Exercise A: Reproduce the entries without changes, starting at their first line and ending with the line that contains "chart-legend: 1 Feb".

Selection:
____________________
# Anyone remember Ding dong school in the 50s?



## Pappy (Apr 15, 2021)

With Miss Frances as the school teacher. I may have watched it, but school was not my favorite subject..


----------



## Marie5656 (Apr 15, 2021)

*I think a minute or so before my time.  But I flashed on this or another show where the hostess looked through her "magic mirror" to say hello to individual kids who were watching.  What was THAT show??*


----------



## CinnamonSugar (Apr 15, 2021)

Marie5656 said:


> *I think a minute or so before my time.  But I flashed on this or another show where the hostess looked through her "magic mirror" to say hello to individual kids who were watching.  What was THAT show??*


@Marie5656 .. Romper Room ?


----------



## Gaer (Apr 15, 2021)

I listened to the radio in the 50's.  No TV until the late 50's.


----------



## Aunt Bea (Apr 15, 2021)

We tuned in to a local kid's show called The Magic Toy Shop and of course Captain Kangaroo.


----------



## SetWave (Apr 15, 2021)

Even as a kid I laughed at Ding Dong School.


----------



## Marie5656 (Apr 15, 2021)

CinnamonSugar said:


> @Marie5656 .. Romper Room ?


Yes...I think that was it. Maybe Miss Rita???
____________________
Material supplied:
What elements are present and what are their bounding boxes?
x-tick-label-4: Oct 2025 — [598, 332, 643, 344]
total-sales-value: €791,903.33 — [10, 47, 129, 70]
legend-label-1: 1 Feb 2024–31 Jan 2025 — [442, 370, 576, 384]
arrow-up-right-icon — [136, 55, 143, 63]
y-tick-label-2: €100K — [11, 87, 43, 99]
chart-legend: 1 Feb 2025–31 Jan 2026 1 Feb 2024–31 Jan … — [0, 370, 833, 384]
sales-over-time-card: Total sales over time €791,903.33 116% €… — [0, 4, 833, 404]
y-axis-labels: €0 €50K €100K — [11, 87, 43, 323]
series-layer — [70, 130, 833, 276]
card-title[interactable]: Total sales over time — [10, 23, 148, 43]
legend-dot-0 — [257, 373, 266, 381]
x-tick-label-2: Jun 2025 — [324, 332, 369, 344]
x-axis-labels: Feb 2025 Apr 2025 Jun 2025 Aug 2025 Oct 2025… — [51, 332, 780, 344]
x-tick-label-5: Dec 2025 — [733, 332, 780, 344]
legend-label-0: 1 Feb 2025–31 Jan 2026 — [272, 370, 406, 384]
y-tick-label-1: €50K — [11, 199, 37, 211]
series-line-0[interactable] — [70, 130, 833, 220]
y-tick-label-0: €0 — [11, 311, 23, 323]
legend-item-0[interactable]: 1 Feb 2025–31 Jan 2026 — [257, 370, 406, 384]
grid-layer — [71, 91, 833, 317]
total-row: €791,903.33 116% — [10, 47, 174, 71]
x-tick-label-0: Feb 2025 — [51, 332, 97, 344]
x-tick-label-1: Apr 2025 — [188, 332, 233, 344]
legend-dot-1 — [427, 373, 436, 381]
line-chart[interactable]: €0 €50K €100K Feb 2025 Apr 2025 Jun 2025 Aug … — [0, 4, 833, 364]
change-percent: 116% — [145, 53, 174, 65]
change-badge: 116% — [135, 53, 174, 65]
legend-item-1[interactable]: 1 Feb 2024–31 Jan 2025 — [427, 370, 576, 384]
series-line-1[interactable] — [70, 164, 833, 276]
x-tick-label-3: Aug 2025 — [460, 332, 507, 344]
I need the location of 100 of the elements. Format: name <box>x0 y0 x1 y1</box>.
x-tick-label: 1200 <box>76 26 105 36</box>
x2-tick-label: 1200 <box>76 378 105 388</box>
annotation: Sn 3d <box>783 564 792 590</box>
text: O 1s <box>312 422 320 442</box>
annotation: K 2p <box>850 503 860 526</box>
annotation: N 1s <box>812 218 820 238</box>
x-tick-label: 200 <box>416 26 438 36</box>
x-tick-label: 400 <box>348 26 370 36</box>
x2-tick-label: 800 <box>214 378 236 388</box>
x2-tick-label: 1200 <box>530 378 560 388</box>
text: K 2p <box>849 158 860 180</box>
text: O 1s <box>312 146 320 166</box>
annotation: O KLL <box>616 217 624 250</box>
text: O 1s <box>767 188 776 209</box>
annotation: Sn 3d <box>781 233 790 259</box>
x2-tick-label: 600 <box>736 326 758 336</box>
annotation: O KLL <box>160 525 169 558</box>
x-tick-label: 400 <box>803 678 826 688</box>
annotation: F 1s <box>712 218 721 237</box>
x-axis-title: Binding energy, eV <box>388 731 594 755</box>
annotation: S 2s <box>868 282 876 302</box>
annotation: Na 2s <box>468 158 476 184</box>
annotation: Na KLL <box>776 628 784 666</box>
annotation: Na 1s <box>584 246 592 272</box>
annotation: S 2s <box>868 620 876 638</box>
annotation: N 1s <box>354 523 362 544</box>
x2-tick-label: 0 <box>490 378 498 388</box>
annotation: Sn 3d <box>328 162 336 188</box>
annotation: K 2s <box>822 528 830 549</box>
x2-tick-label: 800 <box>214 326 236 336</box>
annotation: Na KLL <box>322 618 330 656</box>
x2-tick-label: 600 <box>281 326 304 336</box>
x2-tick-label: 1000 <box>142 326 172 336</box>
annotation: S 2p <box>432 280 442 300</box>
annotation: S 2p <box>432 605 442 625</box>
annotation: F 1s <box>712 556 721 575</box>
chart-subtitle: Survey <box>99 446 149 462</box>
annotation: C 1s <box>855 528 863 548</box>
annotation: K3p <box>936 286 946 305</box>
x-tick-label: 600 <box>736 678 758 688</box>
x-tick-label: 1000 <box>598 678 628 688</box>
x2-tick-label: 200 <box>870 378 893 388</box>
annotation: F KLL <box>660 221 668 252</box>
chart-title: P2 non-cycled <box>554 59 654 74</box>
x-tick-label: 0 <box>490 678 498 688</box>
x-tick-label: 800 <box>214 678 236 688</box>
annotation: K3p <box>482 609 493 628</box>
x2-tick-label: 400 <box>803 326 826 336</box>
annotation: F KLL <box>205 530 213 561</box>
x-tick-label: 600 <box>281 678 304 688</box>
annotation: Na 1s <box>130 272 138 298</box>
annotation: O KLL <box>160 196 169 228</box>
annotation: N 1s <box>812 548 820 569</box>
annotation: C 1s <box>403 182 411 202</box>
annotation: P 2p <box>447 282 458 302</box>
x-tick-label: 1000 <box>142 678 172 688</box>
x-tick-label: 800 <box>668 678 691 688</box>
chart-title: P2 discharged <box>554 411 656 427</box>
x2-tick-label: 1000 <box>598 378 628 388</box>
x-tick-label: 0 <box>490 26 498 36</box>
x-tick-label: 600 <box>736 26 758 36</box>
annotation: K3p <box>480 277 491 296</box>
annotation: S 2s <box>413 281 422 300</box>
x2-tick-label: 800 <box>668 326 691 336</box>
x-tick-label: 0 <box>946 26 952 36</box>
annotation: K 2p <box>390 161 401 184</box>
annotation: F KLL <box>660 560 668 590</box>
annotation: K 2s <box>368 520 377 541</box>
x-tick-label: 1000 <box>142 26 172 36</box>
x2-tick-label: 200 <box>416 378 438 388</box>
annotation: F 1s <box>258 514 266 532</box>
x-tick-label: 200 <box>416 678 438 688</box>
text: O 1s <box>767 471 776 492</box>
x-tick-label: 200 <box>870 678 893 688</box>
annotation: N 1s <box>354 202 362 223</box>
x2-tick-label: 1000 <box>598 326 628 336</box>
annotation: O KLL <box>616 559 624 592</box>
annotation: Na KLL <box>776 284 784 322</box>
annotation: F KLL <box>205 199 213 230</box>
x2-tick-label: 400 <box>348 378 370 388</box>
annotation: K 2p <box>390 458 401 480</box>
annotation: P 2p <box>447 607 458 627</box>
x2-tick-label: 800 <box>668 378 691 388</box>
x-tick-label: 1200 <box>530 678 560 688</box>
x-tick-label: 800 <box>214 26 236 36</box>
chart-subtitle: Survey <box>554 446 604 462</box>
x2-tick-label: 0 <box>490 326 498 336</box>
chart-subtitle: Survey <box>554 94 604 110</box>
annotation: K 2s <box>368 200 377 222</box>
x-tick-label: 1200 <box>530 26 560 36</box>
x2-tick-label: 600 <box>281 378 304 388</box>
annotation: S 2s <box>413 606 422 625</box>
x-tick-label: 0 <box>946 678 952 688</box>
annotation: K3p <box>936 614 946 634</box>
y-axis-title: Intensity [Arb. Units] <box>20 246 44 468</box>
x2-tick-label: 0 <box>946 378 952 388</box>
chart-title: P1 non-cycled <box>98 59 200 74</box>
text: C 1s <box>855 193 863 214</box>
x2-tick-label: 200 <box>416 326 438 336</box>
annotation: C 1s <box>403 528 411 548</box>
____________________
Exercise B: According to the thread, who was the teacher on Ding Dong School?

Response A:
What elements are present and what are their bounding boxes?
x-tick-label-4: Oct 2025 — [598, 332, 643, 344]
total-sales-value: €791,903.33 — [10, 47, 129, 70]
legend-label-1: 1 Feb 2024–31 Jan 2025 — [442, 370, 576, 384]
arrow-up-right-icon — [136, 55, 143, 63]
y-tick-label-2: €100K — [11, 87, 43, 99]
chart-legend: 1 Feb 2025–31 Jan 2026 1 Feb 2024–31 Jan … — [0, 370, 833, 384]

Response B: Miss Frances